Task: Return every line of the data below that includes the string "пути".

Records for the task:
—————
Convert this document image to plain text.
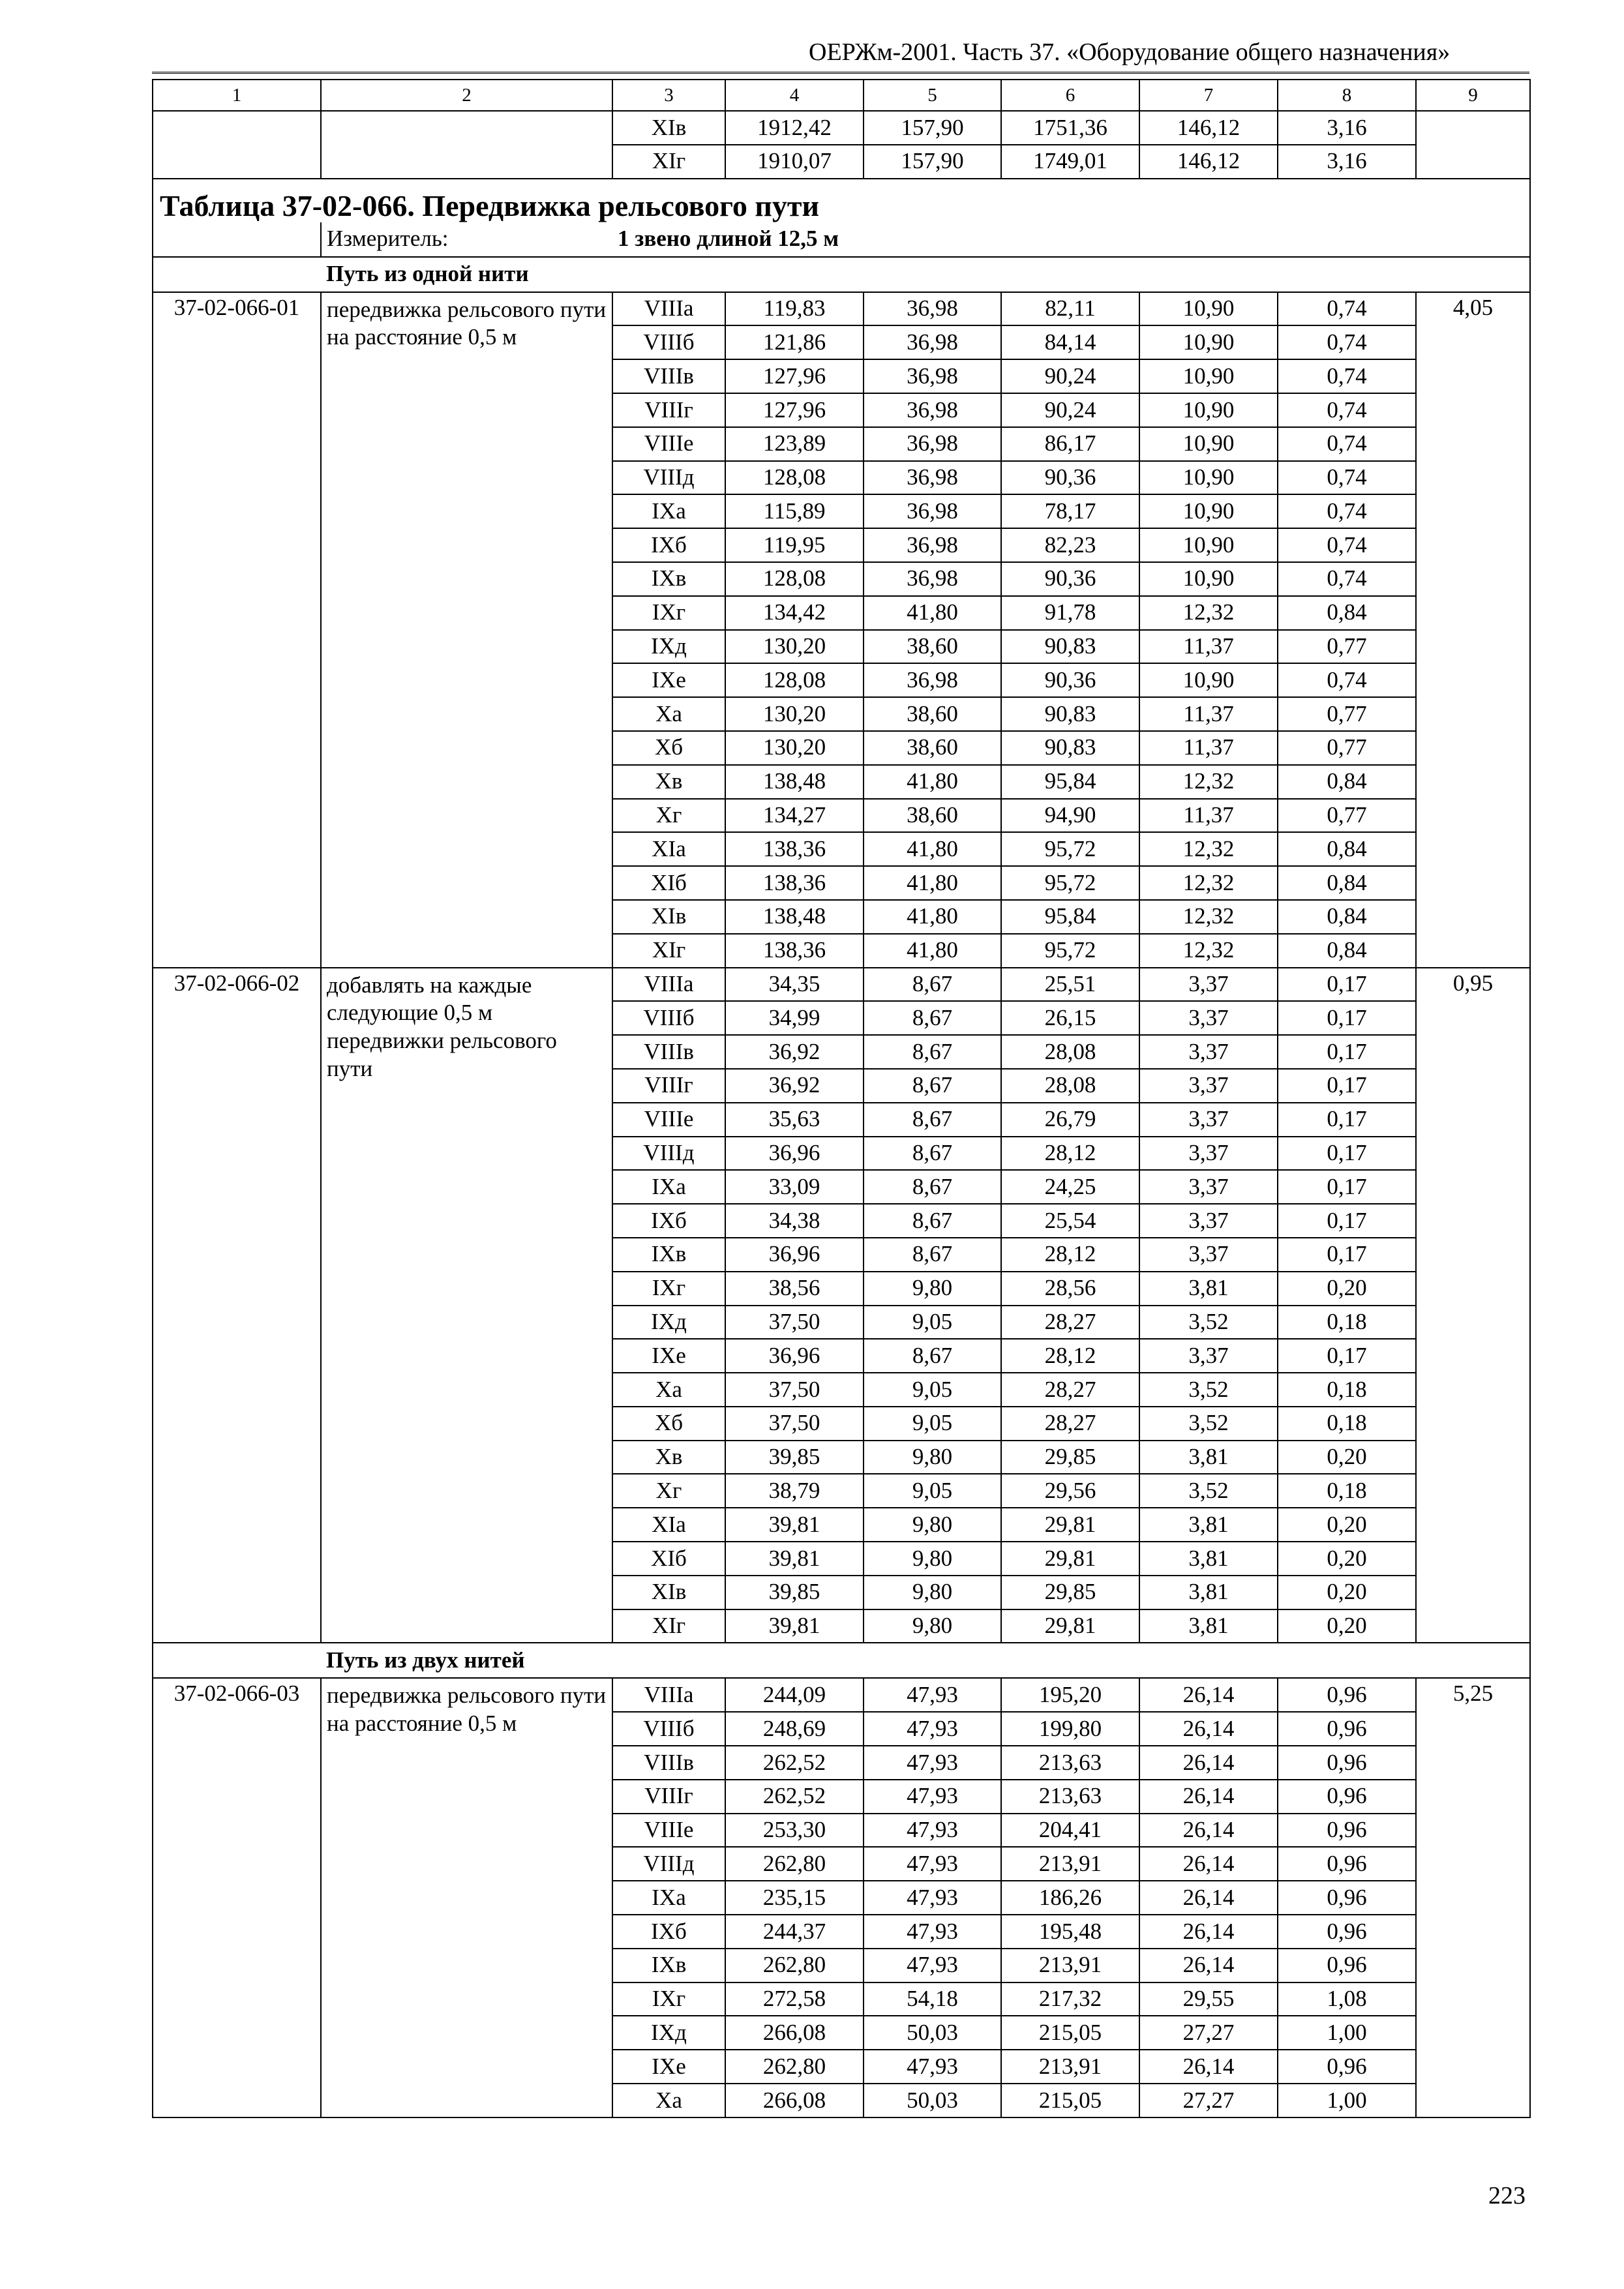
ОЕРЖм-2001. Часть 37. «Оборудование общего назначения»
1	2	3	4	5	6	7	8	9
		XIв	1912,42	157,90	1751,36	146,12	3,16	
		XIг	1910,07	157,90	1749,01	146,12	3,16	
Таблица 37-02-066. Передвижка рельсового пути								
	Измеритель:	1 звено длиной 12,5 м						
	Путь из одной нити							
37-02-066-01	передвижка рельсового пути на расстояние 0,5 м	VIIIа	119,83	36,98	82,11	10,90	0,74	4,05
		VIIIб	121,86	36,98	84,14	10,90	0,74	
		VIIIв	127,96	36,98	90,24	10,90	0,74	
		VIIIг	127,96	36,98	90,24	10,90	0,74	
		VIIIе	123,89	36,98	86,17	10,90	0,74	
		VIIIд	128,08	36,98	90,36	10,90	0,74	
		IXа	115,89	36,98	78,17	10,90	0,74	
		IXб	119,95	36,98	82,23	10,90	0,74	
		IXв	128,08	36,98	90,36	10,90	0,74	
		IXг	134,42	41,80	91,78	12,32	0,84	
		IXд	130,20	38,60	90,83	11,37	0,77	
		IXе	128,08	36,98	90,36	10,90	0,74	
		Xа	130,20	38,60	90,83	11,37	0,77	
		Xб	130,20	38,60	90,83	11,37	0,77	
		Xв	138,48	41,80	95,84	12,32	0,84	
		Xг	134,27	38,60	94,90	11,37	0,77	
		XIа	138,36	41,80	95,72	12,32	0,84	
		XIб	138,36	41,80	95,72	12,32	0,84	
		XIв	138,48	41,80	95,84	12,32	0,84	
		XIг	138,36	41,80	95,72	12,32	0,84	
37-02-066-02	добавлять на каждые следующие 0,5 м передвижки рельсового пути	VIIIа	34,35	8,67	25,51	3,37	0,17	0,95
		VIIIб	34,99	8,67	26,15	3,37	0,17	
		VIIIв	36,92	8,67	28,08	3,37	0,17	
		VIIIг	36,92	8,67	28,08	3,37	0,17	
		VIIIе	35,63	8,67	26,79	3,37	0,17	
		VIIIд	36,96	8,67	28,12	3,37	0,17	
		IXа	33,09	8,67	24,25	3,37	0,17	
		IXб	34,38	8,67	25,54	3,37	0,17	
		IXв	36,96	8,67	28,12	3,37	0,17	
		IXг	38,56	9,80	28,56	3,81	0,20	
		IXд	37,50	9,05	28,27	3,52	0,18	
		IXе	36,96	8,67	28,12	3,37	0,17	
		Xа	37,50	9,05	28,27	3,52	0,18	
		Xб	37,50	9,05	28,27	3,52	0,18	
		Xв	39,85	9,80	29,85	3,81	0,20	
		Xг	38,79	9,05	29,56	3,52	0,18	
		XIа	39,81	9,80	29,81	3,81	0,20	
		XIб	39,81	9,80	29,81	3,81	0,20	
		XIв	39,85	9,80	29,85	3,81	0,20	
		XIг	39,81	9,80	29,81	3,81	0,20	
	Путь из двух нитей							
37-02-066-03	передвижка рельсового пути на расстояние 0,5 м	VIIIа	244,09	47,93	195,20	26,14	0,96	5,25
		VIIIб	248,69	47,93	199,80	26,14	0,96	
		VIIIв	262,52	47,93	213,63	26,14	0,96	
		VIIIг	262,52	47,93	213,63	26,14	0,96	
		VIIIе	253,30	47,93	204,41	26,14	0,96	
		VIIIд	262,80	47,93	213,91	26,14	0,96	
		IXа	235,15	47,93	186,26	26,14	0,96	
		IXб	244,37	47,93	195,48	26,14	0,96	
		IXв	262,80	47,93	213,91	26,14	0,96	
		IXг	272,58	54,18	217,32	29,55	1,08	
		IXд	266,08	50,03	215,05	27,27	1,00	
		IXе	262,80	47,93	213,91	26,14	0,96	
		Xа	266,08	50,03	215,05	27,27	1,00	
223
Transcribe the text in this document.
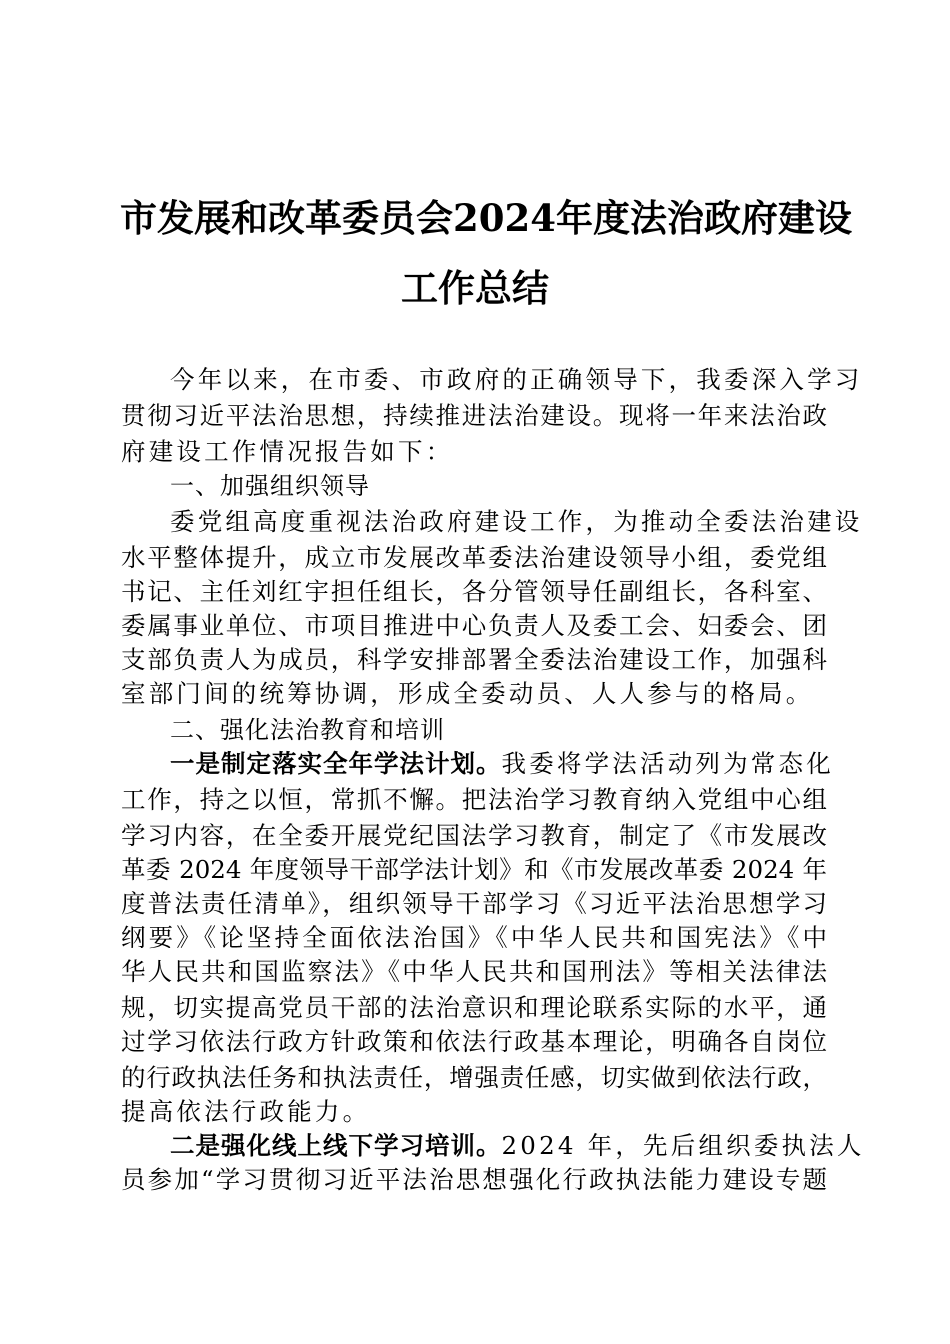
市发展和改革委员会2024年度法治政府建设
工作总结
今年以来，在市委、市政府的正确领导下，我委深入学习
贯彻习近平法治思想，持续推进法治建设。现将一年来法治政
府建设工作情况报告如下：
一、加强组织领导
委党组高度重视法治政府建设工作，为推动全委法治建设
水平整体提升，成立市发展改革委法治建设领导小组，委党组
书记、主任刘红宇担任组长，各分管领导任副组长，各科室、
委属事业单位、市项目推进中心负责人及委工会、妇委会、团
支部负责人为成员，科学安排部署全委法治建设工作，加强科
室部门间的统筹协调，形成全委动员、人人参与的格局。
二、强化法治教育和培训
一是制定落实全年学法计划。我委将学法活动列为常态化
工作，持之以恒，常抓不懈。把法治学习教育纳入党组中心组
学习内容，在全委开展党纪国法学习教育，制定了《市发展改
革委 2024 年度领导干部学法计划》和《市发展改革委 2024 年
度普法责任清单》，组织领导干部学习《习近平法治思想学习
纲要》《论坚持全面依法治国》《中华人民共和国宪法》《中
华人民共和国监察法》《中华人民共和国刑法》等相关法律法
规，切实提高党员干部的法治意识和理论联系实际的水平，通
过学习依法行政方针政策和依法行政基本理论，明确各自岗位
的行政执法任务和执法责任，增强责任感，切实做到依法行政，
提高依法行政能力。
二是强化线上线下学习培训。2024 年，先后组织委执法人
员参加“学习贯彻习近平法治思想强化行政执法能力建设专题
—————
Answer to the task:
Таблица 37-02-066. Передвижка рельсового пути								
37-02-066-01	передвижка рельсового пути на расстояние 0,5 м	VIIIа	119,83	36,98	82,11	10,90	0,74	4,05
37-02-066-02	добавлять на каждые следующие 0,5 м передвижки рельсового пути	VIIIа	34,35	8,67	25,51	3,37	0,17	0,95
37-02-066-03	передвижка рельсового пути на расстояние 0,5 м	VIIIа	244,09	47,93	195,20	26,14	0,96	5,25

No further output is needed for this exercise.